What the task asks
The answer should be each line from the entries below that has the word "glucose" in it.

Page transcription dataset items
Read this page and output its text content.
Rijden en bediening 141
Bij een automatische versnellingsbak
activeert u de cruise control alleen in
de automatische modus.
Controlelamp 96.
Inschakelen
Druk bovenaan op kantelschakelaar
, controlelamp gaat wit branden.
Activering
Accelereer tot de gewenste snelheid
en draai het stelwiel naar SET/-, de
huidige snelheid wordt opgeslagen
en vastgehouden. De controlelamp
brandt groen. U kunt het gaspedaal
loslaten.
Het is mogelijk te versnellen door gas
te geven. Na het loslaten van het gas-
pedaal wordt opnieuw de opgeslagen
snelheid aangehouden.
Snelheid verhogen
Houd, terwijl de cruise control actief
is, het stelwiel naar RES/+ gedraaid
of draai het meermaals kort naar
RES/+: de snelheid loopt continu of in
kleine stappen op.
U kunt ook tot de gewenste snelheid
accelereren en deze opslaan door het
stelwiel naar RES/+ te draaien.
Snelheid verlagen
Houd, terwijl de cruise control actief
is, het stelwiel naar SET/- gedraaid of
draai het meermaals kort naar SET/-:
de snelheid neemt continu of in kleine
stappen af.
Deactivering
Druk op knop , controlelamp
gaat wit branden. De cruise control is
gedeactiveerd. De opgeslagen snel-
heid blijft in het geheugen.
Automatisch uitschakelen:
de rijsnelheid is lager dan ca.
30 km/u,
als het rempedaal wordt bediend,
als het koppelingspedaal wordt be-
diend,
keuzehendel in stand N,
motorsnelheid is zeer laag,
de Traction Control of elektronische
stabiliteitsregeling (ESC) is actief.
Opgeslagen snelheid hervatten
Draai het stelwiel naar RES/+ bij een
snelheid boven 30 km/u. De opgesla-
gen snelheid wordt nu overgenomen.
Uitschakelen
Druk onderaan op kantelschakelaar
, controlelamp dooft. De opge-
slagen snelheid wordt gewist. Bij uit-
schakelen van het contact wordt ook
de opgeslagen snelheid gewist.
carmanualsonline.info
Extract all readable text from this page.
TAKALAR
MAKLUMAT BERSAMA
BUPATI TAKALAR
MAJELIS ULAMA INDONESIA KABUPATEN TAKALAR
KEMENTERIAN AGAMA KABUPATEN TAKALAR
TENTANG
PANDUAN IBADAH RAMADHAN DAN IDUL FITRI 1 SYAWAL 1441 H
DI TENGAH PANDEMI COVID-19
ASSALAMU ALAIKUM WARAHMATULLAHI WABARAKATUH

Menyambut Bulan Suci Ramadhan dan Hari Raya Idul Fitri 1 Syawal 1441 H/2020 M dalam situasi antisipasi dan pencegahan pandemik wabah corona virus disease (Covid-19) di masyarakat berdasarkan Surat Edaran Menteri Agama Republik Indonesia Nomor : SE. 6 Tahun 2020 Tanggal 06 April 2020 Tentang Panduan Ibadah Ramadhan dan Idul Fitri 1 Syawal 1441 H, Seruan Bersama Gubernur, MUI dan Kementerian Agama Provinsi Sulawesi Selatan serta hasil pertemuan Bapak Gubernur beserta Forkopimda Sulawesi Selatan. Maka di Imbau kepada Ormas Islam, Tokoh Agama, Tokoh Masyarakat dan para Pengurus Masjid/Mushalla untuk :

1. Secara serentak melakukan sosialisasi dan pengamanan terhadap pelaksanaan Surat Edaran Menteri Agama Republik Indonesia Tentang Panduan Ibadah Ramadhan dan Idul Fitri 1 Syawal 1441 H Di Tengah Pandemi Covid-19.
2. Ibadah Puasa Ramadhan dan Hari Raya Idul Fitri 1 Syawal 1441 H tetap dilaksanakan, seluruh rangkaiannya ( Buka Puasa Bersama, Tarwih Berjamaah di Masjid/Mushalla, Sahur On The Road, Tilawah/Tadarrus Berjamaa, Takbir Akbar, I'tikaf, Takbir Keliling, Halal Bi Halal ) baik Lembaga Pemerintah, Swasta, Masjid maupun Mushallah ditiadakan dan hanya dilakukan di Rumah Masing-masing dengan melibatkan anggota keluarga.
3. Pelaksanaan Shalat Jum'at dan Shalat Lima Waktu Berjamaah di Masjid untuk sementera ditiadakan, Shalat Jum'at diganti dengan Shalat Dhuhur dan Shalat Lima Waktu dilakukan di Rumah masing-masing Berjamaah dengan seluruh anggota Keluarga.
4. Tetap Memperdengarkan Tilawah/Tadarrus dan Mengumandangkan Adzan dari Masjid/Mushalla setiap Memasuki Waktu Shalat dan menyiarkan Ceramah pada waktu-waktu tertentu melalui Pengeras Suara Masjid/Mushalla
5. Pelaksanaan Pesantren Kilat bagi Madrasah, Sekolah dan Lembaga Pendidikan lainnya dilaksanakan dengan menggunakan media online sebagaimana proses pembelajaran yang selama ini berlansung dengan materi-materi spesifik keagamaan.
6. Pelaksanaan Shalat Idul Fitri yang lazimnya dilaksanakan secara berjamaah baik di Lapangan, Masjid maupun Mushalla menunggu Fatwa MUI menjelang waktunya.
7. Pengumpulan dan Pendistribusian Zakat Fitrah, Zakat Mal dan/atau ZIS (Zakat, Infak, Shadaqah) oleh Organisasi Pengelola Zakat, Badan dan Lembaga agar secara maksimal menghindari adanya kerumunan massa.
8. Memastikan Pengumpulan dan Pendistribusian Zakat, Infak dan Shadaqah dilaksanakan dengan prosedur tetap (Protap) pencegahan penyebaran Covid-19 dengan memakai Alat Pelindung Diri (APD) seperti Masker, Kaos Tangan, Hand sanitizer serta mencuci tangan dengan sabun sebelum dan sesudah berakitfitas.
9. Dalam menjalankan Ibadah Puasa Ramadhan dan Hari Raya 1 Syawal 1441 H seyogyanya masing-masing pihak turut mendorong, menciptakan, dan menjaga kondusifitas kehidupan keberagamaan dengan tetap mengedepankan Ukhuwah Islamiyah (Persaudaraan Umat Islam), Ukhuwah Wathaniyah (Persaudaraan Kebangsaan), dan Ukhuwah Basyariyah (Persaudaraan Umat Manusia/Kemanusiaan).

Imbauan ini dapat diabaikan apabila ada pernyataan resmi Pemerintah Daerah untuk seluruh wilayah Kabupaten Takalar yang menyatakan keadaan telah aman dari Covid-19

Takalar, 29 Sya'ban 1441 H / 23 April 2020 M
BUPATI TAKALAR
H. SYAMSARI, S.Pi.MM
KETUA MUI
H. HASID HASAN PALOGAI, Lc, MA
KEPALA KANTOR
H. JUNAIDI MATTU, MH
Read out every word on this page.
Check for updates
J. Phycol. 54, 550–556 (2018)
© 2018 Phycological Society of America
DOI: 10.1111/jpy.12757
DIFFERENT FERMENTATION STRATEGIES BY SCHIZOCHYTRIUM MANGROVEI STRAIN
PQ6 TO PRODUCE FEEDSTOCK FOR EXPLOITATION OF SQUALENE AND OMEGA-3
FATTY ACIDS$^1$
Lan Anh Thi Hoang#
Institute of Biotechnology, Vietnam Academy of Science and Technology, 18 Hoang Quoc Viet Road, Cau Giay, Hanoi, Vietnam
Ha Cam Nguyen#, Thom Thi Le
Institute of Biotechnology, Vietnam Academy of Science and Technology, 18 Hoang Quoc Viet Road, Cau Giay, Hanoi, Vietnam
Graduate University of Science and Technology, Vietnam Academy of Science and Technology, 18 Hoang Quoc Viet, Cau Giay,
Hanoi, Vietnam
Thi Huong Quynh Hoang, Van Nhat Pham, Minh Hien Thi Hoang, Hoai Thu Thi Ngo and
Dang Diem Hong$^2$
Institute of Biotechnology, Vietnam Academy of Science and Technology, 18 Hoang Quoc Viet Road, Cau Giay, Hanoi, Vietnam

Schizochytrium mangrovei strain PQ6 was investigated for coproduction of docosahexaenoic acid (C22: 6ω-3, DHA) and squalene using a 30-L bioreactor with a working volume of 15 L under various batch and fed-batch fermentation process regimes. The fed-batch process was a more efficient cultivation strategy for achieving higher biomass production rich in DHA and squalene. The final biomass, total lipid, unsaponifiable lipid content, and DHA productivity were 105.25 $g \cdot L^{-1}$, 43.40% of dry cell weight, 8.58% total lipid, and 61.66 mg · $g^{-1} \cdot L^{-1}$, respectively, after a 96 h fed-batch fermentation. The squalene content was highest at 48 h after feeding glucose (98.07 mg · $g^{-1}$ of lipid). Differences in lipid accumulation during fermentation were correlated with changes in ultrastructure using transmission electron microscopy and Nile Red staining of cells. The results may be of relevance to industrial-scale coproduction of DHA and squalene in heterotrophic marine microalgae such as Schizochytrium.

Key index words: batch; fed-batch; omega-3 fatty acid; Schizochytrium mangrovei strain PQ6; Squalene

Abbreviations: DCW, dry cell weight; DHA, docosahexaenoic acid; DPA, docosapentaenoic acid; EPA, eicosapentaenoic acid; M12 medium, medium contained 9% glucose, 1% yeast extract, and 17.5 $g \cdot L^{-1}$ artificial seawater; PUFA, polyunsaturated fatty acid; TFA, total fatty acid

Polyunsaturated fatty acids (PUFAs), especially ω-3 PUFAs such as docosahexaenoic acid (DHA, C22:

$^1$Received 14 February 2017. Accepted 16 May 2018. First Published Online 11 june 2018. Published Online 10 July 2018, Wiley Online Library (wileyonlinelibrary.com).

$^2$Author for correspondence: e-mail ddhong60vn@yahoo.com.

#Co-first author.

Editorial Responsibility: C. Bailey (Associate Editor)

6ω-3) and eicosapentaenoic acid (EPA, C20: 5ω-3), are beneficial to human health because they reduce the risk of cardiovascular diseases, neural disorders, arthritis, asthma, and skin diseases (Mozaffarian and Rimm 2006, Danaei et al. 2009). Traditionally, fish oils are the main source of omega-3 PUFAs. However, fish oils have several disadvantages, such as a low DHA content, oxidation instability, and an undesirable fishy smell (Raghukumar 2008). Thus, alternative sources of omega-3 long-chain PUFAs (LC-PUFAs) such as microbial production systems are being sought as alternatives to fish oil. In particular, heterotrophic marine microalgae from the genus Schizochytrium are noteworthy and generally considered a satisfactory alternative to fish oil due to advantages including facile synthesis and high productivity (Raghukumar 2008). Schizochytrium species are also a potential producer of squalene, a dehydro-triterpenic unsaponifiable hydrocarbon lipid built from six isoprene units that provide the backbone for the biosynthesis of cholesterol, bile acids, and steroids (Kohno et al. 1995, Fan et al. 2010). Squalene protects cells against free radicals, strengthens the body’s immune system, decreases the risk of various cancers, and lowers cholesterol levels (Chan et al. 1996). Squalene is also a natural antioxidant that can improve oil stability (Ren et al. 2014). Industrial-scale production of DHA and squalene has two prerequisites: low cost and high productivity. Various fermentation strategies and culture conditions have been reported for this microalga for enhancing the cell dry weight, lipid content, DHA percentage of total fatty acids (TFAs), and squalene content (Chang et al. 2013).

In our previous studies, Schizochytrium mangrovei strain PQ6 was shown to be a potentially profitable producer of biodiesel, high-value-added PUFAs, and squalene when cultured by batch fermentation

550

Response area
Schizochytrium mangrovei strain PQ6 was investigated for coproduction of docosahexaenoic acid (C22: 6ω-3, DHA) and squalene using a 30-L bioreactor with a working volume of 15 L under various batch and fed-batch fermentation process regimes. The fed-batch process was a more efficient cultivation strategy for achieving higher biomass production rich in DHA and squalene. The final biomass, total lipid, unsaponifiable lipid content, and DHA productivity were 105.25 $g \cdot L^{-1}$, 43.40% of dry cell weight, 8.58% total lipid, and 61.66 mg · $g^{-1} \cdot L^{-1}$, respectively, after a 96 h fed-batch fermentation. The squalene content was highest at 48 h after feeding glucose (98.07 mg · $g^{-1}$ of lipid). Differences in lipid accumulation during fermentation were correlated with changes in ultrastructure using transmission electron microscopy and Nile Red staining of cells. The results may be of relevance to industrial-scale coproduction of DHA and squalene in heterotrophic marine microalgae such as Schizochytrium.
Abbreviations: DCW, dry cell weight; DHA, docosahexaenoic acid; DPA, docosapentaenoic acid; EPA, eicosapentaenoic acid; M12 medium, medium contained 9% glucose, 1% yeast extract, and 17.5 $g \cdot L^{-1}$ artificial seawater; PUFA, polyunsaturated fatty acid; TFA, total fatty acid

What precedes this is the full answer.